Goal: Write the data out again in full, with no departure from the original.

Material for this task:
------------------------

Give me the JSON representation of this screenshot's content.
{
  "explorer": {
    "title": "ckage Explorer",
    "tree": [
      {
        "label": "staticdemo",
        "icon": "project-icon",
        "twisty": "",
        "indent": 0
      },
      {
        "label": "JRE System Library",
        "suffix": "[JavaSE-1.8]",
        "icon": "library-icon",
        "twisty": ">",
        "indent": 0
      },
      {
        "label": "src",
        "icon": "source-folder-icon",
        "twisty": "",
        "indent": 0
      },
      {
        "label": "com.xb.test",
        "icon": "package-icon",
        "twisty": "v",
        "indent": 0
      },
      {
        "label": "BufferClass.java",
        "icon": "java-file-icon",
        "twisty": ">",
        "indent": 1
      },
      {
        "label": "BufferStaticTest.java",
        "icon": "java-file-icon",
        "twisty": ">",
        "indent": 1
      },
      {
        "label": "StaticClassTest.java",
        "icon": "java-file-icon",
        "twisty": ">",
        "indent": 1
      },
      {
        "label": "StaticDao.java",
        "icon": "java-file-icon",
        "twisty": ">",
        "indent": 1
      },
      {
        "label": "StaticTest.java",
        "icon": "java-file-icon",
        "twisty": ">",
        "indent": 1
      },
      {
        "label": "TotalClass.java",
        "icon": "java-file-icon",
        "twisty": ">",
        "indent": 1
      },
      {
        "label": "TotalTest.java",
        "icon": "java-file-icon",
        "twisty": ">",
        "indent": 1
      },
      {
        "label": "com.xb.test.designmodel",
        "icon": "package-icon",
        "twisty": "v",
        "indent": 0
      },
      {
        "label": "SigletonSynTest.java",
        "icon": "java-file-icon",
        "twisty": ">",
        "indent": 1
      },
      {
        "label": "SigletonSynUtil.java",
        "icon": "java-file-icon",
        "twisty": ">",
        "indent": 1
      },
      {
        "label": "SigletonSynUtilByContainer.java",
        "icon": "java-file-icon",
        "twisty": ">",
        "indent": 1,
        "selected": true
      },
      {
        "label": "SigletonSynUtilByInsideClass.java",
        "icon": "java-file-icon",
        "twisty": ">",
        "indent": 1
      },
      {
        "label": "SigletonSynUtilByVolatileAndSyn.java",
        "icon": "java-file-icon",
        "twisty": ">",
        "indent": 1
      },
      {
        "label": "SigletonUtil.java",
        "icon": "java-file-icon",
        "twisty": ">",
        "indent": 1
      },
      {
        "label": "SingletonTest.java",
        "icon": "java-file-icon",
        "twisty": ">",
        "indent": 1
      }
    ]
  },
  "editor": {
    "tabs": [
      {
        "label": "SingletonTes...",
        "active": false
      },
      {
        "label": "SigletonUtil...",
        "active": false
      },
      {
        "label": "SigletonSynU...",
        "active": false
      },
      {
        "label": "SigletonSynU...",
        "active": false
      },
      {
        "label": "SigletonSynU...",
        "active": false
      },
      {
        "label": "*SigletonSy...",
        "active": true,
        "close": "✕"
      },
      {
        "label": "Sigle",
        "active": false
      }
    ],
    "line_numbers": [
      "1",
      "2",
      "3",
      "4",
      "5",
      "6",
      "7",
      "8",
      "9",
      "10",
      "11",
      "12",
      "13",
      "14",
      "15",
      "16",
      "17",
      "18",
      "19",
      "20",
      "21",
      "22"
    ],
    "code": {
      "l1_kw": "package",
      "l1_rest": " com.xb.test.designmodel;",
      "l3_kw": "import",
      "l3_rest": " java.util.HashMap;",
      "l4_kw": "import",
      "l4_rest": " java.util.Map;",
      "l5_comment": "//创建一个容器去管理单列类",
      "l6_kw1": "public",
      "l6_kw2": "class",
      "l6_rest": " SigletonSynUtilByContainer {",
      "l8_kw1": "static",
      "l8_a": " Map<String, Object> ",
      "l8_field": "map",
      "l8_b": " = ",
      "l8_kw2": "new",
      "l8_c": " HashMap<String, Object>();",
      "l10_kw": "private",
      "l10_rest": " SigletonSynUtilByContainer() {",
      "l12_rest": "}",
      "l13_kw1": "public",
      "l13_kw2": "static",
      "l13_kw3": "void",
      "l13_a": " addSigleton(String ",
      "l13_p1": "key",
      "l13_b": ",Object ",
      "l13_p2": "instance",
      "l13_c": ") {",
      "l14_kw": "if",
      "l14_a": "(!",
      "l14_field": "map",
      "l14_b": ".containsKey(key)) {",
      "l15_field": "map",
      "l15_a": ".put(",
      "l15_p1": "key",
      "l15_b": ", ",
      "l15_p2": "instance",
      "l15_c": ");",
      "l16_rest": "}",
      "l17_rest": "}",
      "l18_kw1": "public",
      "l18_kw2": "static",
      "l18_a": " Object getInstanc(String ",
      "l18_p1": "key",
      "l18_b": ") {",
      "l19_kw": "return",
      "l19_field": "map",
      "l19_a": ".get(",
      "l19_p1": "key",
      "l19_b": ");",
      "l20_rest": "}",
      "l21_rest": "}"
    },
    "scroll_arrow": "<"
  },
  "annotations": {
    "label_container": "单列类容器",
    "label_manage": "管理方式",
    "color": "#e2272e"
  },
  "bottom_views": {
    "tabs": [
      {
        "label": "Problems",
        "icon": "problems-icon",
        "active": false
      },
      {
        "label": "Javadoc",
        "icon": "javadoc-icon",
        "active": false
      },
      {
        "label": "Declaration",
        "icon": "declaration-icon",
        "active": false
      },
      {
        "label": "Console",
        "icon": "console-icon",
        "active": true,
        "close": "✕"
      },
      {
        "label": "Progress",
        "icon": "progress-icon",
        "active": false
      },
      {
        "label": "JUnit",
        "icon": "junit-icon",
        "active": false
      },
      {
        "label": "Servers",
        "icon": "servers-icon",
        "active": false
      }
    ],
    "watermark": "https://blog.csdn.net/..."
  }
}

------------------------

Output for this exercise:
Give me the JSON representation of this screenshot's content.
{
  "explorer": {
    "title": "ckage Explorer",
    "tree": [
      {
        "label": "staticdemo",
        "icon": "project-icon",
        "twisty": "",
        "indent": 0
      },
      {
        "label": "JRE System Library",
        "suffix": "[JavaSE-1.8]",
        "icon": "library-icon",
        "twisty": ">",
        "indent": 0
      },
      {
        "label": "src",
        "icon": "source-folder-icon",
        "twisty": "",
        "indent": 0
      },
      {
        "label": "com.xb.test",
        "icon": "package-icon",
        "twisty": "v",
        "indent": 0
      },
      {
        "label": "BufferClass.java",
        "icon": "java-file-icon",
        "twisty": ">",
        "indent": 1
      },
      {
        "label": "BufferStaticTest.java",
        "icon": "java-file-icon",
        "twisty": ">",
        "indent": 1
      },
      {
        "label": "StaticClassTest.java",
        "icon": "java-file-icon",
        "twisty": ">",
        "indent": 1
      },
      {
        "label": "StaticDao.java",
        "icon": "java-file-icon",
        "twisty": ">",
        "indent": 1
      },
      {
        "label": "StaticTest.java",
        "icon": "java-file-icon",
        "twisty": ">",
        "indent": 1
      },
      {
        "label": "TotalClass.java",
        "icon": "java-file-icon",
        "twisty": ">",
        "indent": 1
      },
      {
        "label": "TotalTest.java",
        "icon": "java-file-icon",
        "twisty": ">",
        "indent": 1
      },
      {
        "label": "com.xb.test.designmodel",
        "icon": "package-icon",
        "twisty": "v",
        "indent": 0
      },
      {
        "label": "SigletonSynTest.java",
        "icon": "java-file-icon",
        "twisty": ">",
        "indent": 1
      },
      {
        "label": "SigletonSynUtil.java",
        "icon": "java-file-icon",
        "twisty": ">",
        "indent": 1
      },
      {
        "label": "SigletonSynUtilByContainer.java",
        "icon": "java-file-icon",
        "twisty": ">",
        "indent": 1,
        "selected": true
      },
      {
        "label": "SigletonSynUtilByInsideClass.java",
        "icon": "java-file-icon",
        "twisty": ">",
        "indent": 1
      },
      {
        "label": "SigletonSynUtilByVolatileAndSyn.java",
        "icon": "java-file-icon",
        "twisty": ">",
        "indent": 1
      },
      {
        "label": "SigletonUtil.java",
        "icon": "java-file-icon",
        "twisty": ">",
        "indent": 1
      },
      {
        "label": "SingletonTest.java",
        "icon": "java-file-icon",
        "twisty": ">",
        "indent": 1
      }
    ]
  },
  "editor": {
    "tabs": [
      {
        "label": "SingletonTes...",
        "active": false
      },
      {
        "label": "SigletonUtil...",
        "active": false
      },
      {
        "label": "SigletonSynU...",
        "active": false
      },
      {
        "label": "SigletonSynU...",
        "active": false
      },
      {
        "label": "SigletonSynU...",
        "active": false
      },
      {
        "label": "*SigletonSy...",
        "active": true,
        "close": "✕"
      },
      {
        "label": "Sigle",
        "active": false
      }
    ],
    "line_numbers": [
      "1",
      "2",
      "3",
      "4",
      "5",
      "6",
      "7",
      "8",
      "9",
      "10",
      "11",
      "12",
      "13",
      "14",
      "15",
      "16",
      "17",
      "18",
      "19",
      "20",
      "21",
      "22"
    ],
    "code": {
      "l1_kw": "package",
      "l1_rest": " com.xb.test.designmodel;",
      "l3_kw": "import",
      "l3_rest": " java.util.HashMap;",
      "l4_kw": "import",
      "l4_rest": " java.util.Map;",
      "l5_comment": "//创建一个容器去管理单列类",
      "l6_kw1": "public",
      "l6_kw2": "class",
      "l6_rest": " SigletonSynUtilByContainer {",
      "l8_kw1": "static",
      "l8_a": " Map<String, Object> ",
      "l8_field": "map",
      "l8_b": " = ",
      "l8_kw2": "new",
      "l8_c": " HashMap<String, Object>();",
      "l10_kw": "private",
      "l10_rest": " SigletonSynUtilByContainer() {",
      "l12_rest": "}",
      "l13_kw1": "public",
      "l13_kw2": "static",
      "l13_kw3": "void",
      "l13_a": " addSigleton(String ",
      "l13_p1": "key",
      "l13_b": ",Object ",
      "l13_p2": "instance",
      "l13_c": ") {",
      "l14_kw": "if",
      "l14_a": "(!",
      "l14_field": "map",
      "l14_b": ".containsKey(key)) {",
      "l15_field": "map",
      "l15_a": ".put(",
      "l15_p1": "key",
      "l15_b": ", ",
      "l15_p2": "instance",
      "l15_c": ");",
      "l16_rest": "}",
      "l17_rest": "}",
      "l18_kw1": "public",
      "l18_kw2": "static",
      "l18_a": " Object getInstanc(String ",
      "l18_p1": "key",
      "l18_b": ") {",
      "l19_kw": "return",
      "l19_field": "map",
      "l19_a": ".get(",
      "l19_p1": "key",
      "l19_b": ");",
      "l20_rest": "}",
      "l21_rest": "}"
    },
    "scroll_arrow": "<"
  },
  "annotations": {
    "label_container": "单列类容器",
    "label_manage": "管理方式",
    "color": "#e2272e"
  },
  "bottom_views": {
    "tabs": [
      {
        "label": "Problems",
        "icon": "problems-icon",
        "active": false
      },
      {
        "label": "Javadoc",
        "icon": "javadoc-icon",
        "active": false
      },
      {
        "label": "Declaration",
        "icon": "declaration-icon",
        "active": false
      },
      {
        "label": "Console",
        "icon": "console-icon",
        "active": true,
        "close": "✕"
      },
      {
        "label": "Progress",
        "icon": "progress-icon",
        "active": false
      },
      {
        "label": "JUnit",
        "icon": "junit-icon",
        "active": false
      },
      {
        "label": "Servers",
        "icon": "servers-icon",
        "active": false
      }
    ],
    "watermark": "https://blog.csdn.net/..."
  }
}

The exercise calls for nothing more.